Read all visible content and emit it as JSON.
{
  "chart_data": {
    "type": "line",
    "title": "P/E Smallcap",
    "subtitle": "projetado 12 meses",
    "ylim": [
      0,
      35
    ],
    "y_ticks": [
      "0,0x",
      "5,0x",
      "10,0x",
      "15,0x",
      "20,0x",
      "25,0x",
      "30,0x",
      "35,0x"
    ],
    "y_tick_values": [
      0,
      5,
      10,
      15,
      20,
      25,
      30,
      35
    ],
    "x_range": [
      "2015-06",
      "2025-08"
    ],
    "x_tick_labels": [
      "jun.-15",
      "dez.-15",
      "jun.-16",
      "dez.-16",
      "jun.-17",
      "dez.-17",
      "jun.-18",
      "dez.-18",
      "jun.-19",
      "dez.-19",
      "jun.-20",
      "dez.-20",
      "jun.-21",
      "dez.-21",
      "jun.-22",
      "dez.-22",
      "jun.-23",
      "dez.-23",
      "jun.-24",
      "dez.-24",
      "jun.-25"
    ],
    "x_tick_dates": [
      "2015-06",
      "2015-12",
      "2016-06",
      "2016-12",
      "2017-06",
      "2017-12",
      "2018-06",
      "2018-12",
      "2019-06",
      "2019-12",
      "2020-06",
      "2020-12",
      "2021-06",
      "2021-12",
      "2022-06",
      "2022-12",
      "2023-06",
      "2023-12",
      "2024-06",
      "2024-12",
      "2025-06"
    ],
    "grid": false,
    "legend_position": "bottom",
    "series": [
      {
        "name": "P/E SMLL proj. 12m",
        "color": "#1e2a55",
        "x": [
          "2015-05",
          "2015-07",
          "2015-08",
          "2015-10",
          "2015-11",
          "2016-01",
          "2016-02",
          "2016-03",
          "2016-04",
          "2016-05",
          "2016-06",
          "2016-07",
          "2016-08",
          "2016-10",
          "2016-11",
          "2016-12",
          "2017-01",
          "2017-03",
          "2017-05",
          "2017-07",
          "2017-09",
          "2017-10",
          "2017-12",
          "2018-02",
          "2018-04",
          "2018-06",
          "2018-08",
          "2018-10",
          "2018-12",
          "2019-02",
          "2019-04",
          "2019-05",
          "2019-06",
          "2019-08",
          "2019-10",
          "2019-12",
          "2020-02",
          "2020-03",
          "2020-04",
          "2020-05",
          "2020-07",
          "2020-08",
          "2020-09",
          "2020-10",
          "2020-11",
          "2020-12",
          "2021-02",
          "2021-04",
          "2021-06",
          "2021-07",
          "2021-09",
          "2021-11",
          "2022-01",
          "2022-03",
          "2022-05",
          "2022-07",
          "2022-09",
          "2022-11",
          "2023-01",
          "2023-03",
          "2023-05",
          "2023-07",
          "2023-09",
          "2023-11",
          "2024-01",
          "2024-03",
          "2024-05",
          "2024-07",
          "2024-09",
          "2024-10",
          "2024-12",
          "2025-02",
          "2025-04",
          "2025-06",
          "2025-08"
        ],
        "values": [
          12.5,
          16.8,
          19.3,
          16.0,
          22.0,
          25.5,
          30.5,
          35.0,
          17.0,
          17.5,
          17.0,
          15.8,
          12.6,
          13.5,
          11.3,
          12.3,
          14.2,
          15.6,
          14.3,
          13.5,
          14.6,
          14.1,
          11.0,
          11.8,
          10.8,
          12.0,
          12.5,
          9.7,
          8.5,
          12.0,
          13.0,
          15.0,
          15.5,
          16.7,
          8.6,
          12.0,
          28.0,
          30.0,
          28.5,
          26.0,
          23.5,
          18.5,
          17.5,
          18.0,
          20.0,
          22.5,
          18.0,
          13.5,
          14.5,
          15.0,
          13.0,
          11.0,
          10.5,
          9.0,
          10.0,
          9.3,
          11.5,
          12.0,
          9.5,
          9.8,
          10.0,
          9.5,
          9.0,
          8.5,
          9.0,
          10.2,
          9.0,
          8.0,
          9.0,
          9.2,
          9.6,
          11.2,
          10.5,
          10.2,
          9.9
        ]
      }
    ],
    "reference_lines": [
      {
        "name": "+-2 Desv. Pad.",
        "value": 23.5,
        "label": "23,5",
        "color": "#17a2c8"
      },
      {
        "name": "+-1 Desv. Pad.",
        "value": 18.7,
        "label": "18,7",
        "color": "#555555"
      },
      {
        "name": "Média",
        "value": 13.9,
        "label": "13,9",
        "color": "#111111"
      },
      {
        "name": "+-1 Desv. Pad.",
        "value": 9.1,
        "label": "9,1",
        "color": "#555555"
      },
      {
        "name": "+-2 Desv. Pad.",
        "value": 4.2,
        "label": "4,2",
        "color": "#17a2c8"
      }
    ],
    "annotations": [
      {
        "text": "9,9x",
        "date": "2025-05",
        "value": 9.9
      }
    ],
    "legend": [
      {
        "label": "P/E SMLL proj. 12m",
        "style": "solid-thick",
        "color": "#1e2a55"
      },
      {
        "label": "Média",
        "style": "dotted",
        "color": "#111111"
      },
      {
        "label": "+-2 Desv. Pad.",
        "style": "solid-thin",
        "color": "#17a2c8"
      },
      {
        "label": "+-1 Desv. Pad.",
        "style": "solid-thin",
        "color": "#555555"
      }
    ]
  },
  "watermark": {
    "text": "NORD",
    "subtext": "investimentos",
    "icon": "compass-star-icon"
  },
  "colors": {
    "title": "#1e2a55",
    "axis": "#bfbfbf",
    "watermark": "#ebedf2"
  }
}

#####

WORK TO COMPLETE:
Retype the listing exactly, in full.

OUTPUT OF THE EXERCISE:
Read all visible content and emit it as JSON.
{
  "chart_data": {
    "type": "line",
    "title": "P/E Smallcap",
    "subtitle": "projetado 12 meses",
    "ylim": [
      0,
      35
    ],
    "y_ticks": [
      "0,0x",
      "5,0x",
      "10,0x",
      "15,0x",
      "20,0x",
      "25,0x",
      "30,0x",
      "35,0x"
    ],
    "y_tick_values": [
      0,
      5,
      10,
      15,
      20,
      25,
      30,
      35
    ],
    "x_range": [
      "2015-06",
      "2025-08"
    ],
    "x_tick_labels": [
      "jun.-15",
      "dez.-15",
      "jun.-16",
      "dez.-16",
      "jun.-17",
      "dez.-17",
      "jun.-18",
      "dez.-18",
      "jun.-19",
      "dez.-19",
      "jun.-20",
      "dez.-20",
      "jun.-21",
      "dez.-21",
      "jun.-22",
      "dez.-22",
      "jun.-23",
      "dez.-23",
      "jun.-24",
      "dez.-24",
      "jun.-25"
    ],
    "x_tick_dates": [
      "2015-06",
      "2015-12",
      "2016-06",
      "2016-12",
      "2017-06",
      "2017-12",
      "2018-06",
      "2018-12",
      "2019-06",
      "2019-12",
      "2020-06",
      "2020-12",
      "2021-06",
      "2021-12",
      "2022-06",
      "2022-12",
      "2023-06",
      "2023-12",
      "2024-06",
      "2024-12",
      "2025-06"
    ],
    "grid": false,
    "legend_position": "bottom",
    "series": [
      {
        "name": "P/E SMLL proj. 12m",
        "color": "#1e2a55",
        "x": [
          "2015-05",
          "2015-07",
          "2015-08",
          "2015-10",
          "2015-11",
          "2016-01",
          "2016-02",
          "2016-03",
          "2016-04",
          "2016-05",
          "2016-06",
          "2016-07",
          "2016-08",
          "2016-10",
          "2016-11",
          "2016-12",
          "2017-01",
          "2017-03",
          "2017-05",
          "2017-07",
          "2017-09",
          "2017-10",
          "2017-12",
          "2018-02",
          "2018-04",
          "2018-06",
          "2018-08",
          "2018-10",
          "2018-12",
          "2019-02",
          "2019-04",
          "2019-05",
          "2019-06",
          "2019-08",
          "2019-10",
          "2019-12",
          "2020-02",
          "2020-03",
          "2020-04",
          "2020-05",
          "2020-07",
          "2020-08",
          "2020-09",
          "2020-10",
          "2020-11",
          "2020-12",
          "2021-02",
          "2021-04",
          "2021-06",
          "2021-07",
          "2021-09",
          "2021-11",
          "2022-01",
          "2022-03",
          "2022-05",
          "2022-07",
          "2022-09",
          "2022-11",
          "2023-01",
          "2023-03",
          "2023-05",
          "2023-07",
          "2023-09",
          "2023-11",
          "2024-01",
          "2024-03",
          "2024-05",
          "2024-07",
          "2024-09",
          "2024-10",
          "2024-12",
          "2025-02",
          "2025-04",
          "2025-06",
          "2025-08"
        ],
        "values": [
          12.5,
          16.8,
          19.3,
          16.0,
          22.0,
          25.5,
          30.5,
          35.0,
          17.0,
          17.5,
          17.0,
          15.8,
          12.6,
          13.5,
          11.3,
          12.3,
          14.2,
          15.6,
          14.3,
          13.5,
          14.6,
          14.1,
          11.0,
          11.8,
          10.8,
          12.0,
          12.5,
          9.7,
          8.5,
          12.0,
          13.0,
          15.0,
          15.5,
          16.7,
          8.6,
          12.0,
          28.0,
          30.0,
          28.5,
          26.0,
          23.5,
          18.5,
          17.5,
          18.0,
          20.0,
          22.5,
          18.0,
          13.5,
          14.5,
          15.0,
          13.0,
          11.0,
          10.5,
          9.0,
          10.0,
          9.3,
          11.5,
          12.0,
          9.5,
          9.8,
          10.0,
          9.5,
          9.0,
          8.5,
          9.0,
          10.2,
          9.0,
          8.0,
          9.0,
          9.2,
          9.6,
          11.2,
          10.5,
          10.2,
          9.9
        ]
      }
    ],
    "reference_lines": [
      {
        "name": "+-2 Desv. Pad.",
        "value": 23.5,
        "label": "23,5",
        "color": "#17a2c8"
      },
      {
        "name": "+-1 Desv. Pad.",
        "value": 18.7,
        "label": "18,7",
        "color": "#555555"
      },
      {
        "name": "Média",
        "value": 13.9,
        "label": "13,9",
        "color": "#111111"
      },
      {
        "name": "+-1 Desv. Pad.",
        "value": 9.1,
        "label": "9,1",
        "color": "#555555"
      },
      {
        "name": "+-2 Desv. Pad.",
        "value": 4.2,
        "label": "4,2",
        "color": "#17a2c8"
      }
    ],
    "annotations": [
      {
        "text": "9,9x",
        "date": "2025-05",
        "value": 9.9
      }
    ],
    "legend": [
      {
        "label": "P/E SMLL proj. 12m",
        "style": "solid-thick",
        "color": "#1e2a55"
      },
      {
        "label": "Média",
        "style": "dotted",
        "color": "#111111"
      },
      {
        "label": "+-2 Desv. Pad.",
        "style": "solid-thin",
        "color": "#17a2c8"
      },
      {
        "label": "+-1 Desv. Pad.",
        "style": "solid-thin",
        "color": "#555555"
      }
    ]
  },
  "watermark": {
    "text": "NORD",
    "subtext": "investimentos",
    "icon": "compass-star-icon"
  },
  "colors": {
    "title": "#1e2a55",
    "axis": "#bfbfbf",
    "watermark": "#ebedf2"
  }
}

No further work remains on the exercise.